YOUR INSTRUCTIONS:
Output each line exactly as it appears, skipping any embedded picture.

[A block of data]
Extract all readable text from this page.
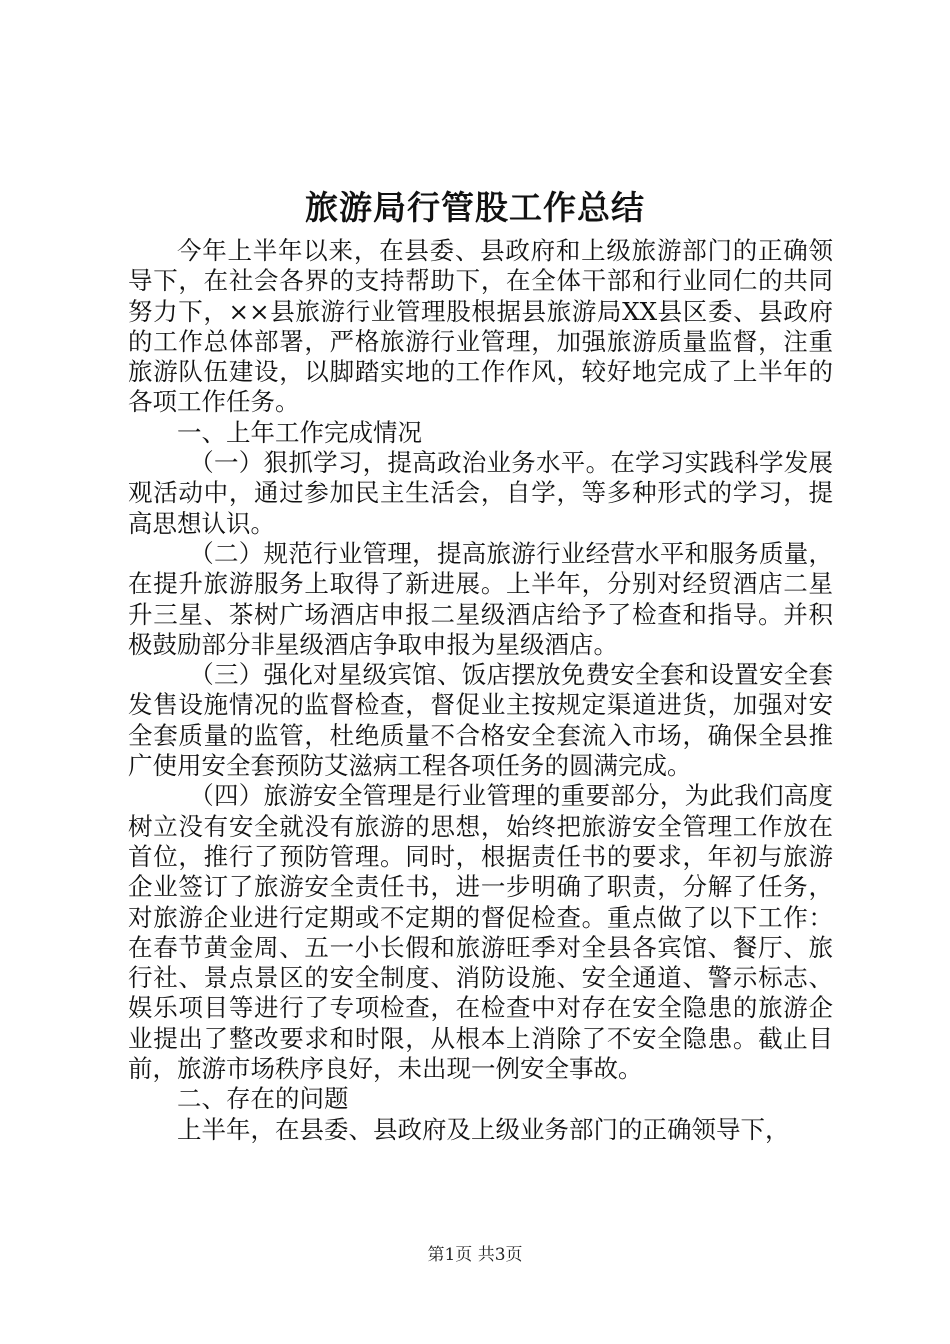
旅游局行管股工作总结

今年上半年以来，在县委、县政府和上级旅游部门的正确领导下，在社会各界的支持帮助下，在全体干部和行业同仁的共同努力下，××县旅游行业管理股根据县旅游局XX县区委、县政府的工作总体部署，严格旅游行业管理，加强旅游质量监督，注重旅游队伍建设，以脚踏实地的工作作风，较好地完成了上半年的各项工作任务。

一、上年工作完成情况

（一）狠抓学习，提高政治业务水平。在学习实践科学发展观活动中，通过参加民主生活会，自学，等多种形式的学习，提高思想认识。

（二）规范行业管理，提高旅游行业经营水平和服务质量，在提升旅游服务上取得了新进展。上半年，分别对经贸酒店二星升三星、茶树广场酒店申报二星级酒店给予了检查和指导。并积极鼓励部分非星级酒店争取申报为星级酒店。

（三）强化对星级宾馆、饭店摆放免费安全套和设置安全套发售设施情况的监督检查，督促业主按规定渠道进货，加强对安全套质量的监管，杜绝质量不合格安全套流入市场，确保全县推广使用安全套预防艾滋病工程各项任务的圆满完成。

（四）旅游安全管理是行业管理的重要部分，为此我们高度树立没有安全就没有旅游的思想，始终把旅游安全管理工作放在首位，推行了预防管理。同时，根据责任书的要求，年初与旅游企业签订了旅游安全责任书，进一步明确了职责，分解了任务，对旅游企业进行定期或不定期的督促检查。重点做了以下工作：在春节黄金周、五一小长假和旅游旺季对全县各宾馆、餐厅、旅行社、景点景区的安全制度、消防设施、安全通道、警示标志、娱乐项目等进行了专项检查，在检查中对存在安全隐患的旅游企业提出了整改要求和时限，从根本上消除了不安全隐患。截止目前，旅游市场秩序良好，未出现一例安全事故。

二、存在的问题

上半年，在县委、县政府及上级业务部门的正确领导下，

第1页 共3页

FINISHED ANSWER:
Extract all readable text from this page.
旅游局行管股工作总结

今年上半年以来，在县委、县政府和上级旅游部门的正确领导下，在社会各界的支持帮助下，在全体干部和行业同仁的共同努力下，××县旅游行业管理股根据县旅游局XX县区委、县政府的工作总体部署，严格旅游行业管理，加强旅游质量监督，注重旅游队伍建设，以脚踏实地的工作作风，较好地完成了上半年的各项工作任务。

一、上年工作完成情况

（一）狠抓学习，提高政治业务水平。在学习实践科学发展观活动中，通过参加民主生活会，自学，等多种形式的学习，提高思想认识。

（二）规范行业管理，提高旅游行业经营水平和服务质量，在提升旅游服务上取得了新进展。上半年，分别对经贸酒店二星升三星、茶树广场酒店申报二星级酒店给予了检查和指导。并积极鼓励部分非星级酒店争取申报为星级酒店。

（三）强化对星级宾馆、饭店摆放免费安全套和设置安全套发售设施情况的监督检查，督促业主按规定渠道进货，加强对安全套质量的监管，杜绝质量不合格安全套流入市场，确保全县推广使用安全套预防艾滋病工程各项任务的圆满完成。

（四）旅游安全管理是行业管理的重要部分，为此我们高度树立没有安全就没有旅游的思想，始终把旅游安全管理工作放在首位，推行了预防管理。同时，根据责任书的要求，年初与旅游企业签订了旅游安全责任书，进一步明确了职责，分解了任务，对旅游企业进行定期或不定期的督促检查。重点做了以下工作：在春节黄金周、五一小长假和旅游旺季对全县各宾馆、餐厅、旅行社、景点景区的安全制度、消防设施、安全通道、警示标志、娱乐项目等进行了专项检查，在检查中对存在安全隐患的旅游企业提出了整改要求和时限，从根本上消除了不安全隐患。截止目前，旅游市场秩序良好，未出现一例安全事故。

二、存在的问题

上半年，在县委、县政府及上级业务部门的正确领导下，

第1页 共3页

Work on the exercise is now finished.